- **Aim**: Report how many lines contain "Balance", with no other words.

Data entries
———

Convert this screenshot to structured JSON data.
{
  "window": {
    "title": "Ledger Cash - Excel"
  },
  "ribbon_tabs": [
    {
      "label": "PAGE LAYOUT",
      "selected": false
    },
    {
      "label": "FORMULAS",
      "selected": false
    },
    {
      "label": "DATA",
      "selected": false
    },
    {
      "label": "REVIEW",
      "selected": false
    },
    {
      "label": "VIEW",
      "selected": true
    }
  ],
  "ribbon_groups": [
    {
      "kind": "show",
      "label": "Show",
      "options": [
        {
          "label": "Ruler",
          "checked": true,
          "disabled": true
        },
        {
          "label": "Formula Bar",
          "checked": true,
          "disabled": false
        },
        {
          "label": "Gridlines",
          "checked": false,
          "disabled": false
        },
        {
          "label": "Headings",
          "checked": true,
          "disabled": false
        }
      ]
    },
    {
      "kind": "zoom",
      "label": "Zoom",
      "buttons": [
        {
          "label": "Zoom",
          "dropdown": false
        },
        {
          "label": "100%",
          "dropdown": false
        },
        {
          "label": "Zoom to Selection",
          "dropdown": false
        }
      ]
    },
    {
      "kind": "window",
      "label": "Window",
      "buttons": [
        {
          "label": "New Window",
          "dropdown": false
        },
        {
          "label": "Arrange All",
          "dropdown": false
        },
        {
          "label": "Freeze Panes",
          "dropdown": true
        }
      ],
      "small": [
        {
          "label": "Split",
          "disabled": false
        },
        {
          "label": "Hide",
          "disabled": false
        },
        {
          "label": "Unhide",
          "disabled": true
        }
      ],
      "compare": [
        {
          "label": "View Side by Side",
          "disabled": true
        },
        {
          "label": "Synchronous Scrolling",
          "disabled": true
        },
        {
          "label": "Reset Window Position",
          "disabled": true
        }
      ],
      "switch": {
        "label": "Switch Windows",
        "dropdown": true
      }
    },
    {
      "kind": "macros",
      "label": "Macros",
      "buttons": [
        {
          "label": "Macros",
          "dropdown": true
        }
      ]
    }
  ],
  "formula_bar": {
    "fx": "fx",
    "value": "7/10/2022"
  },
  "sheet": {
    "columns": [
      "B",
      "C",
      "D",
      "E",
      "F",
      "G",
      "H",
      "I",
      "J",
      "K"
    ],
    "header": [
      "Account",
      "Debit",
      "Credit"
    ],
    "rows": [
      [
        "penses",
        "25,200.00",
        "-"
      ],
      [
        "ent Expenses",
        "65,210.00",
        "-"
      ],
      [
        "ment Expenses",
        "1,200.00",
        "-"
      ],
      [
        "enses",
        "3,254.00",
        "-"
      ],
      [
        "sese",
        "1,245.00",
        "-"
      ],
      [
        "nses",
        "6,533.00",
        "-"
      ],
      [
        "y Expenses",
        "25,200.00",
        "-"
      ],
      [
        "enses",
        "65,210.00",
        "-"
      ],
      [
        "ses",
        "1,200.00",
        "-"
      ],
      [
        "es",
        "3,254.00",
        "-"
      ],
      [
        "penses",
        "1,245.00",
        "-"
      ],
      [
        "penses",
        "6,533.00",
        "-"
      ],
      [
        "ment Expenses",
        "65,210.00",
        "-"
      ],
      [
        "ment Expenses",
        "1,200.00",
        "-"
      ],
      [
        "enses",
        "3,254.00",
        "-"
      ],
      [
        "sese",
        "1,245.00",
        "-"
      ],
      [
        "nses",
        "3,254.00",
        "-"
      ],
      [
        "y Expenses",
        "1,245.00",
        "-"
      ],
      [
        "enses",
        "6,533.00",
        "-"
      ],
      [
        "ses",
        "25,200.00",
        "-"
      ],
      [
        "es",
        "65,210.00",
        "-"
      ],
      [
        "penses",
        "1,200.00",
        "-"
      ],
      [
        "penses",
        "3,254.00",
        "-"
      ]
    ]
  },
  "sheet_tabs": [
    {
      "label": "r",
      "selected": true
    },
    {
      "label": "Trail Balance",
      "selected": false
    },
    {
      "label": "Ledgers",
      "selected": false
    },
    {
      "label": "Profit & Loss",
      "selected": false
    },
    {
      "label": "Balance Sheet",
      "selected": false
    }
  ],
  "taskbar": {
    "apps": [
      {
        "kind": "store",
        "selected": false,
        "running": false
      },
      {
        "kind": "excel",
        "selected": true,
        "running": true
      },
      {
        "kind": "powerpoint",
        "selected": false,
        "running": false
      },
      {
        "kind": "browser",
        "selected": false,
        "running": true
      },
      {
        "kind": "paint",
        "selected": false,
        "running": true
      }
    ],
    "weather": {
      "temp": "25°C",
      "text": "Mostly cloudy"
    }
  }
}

———

- **The reply**: 2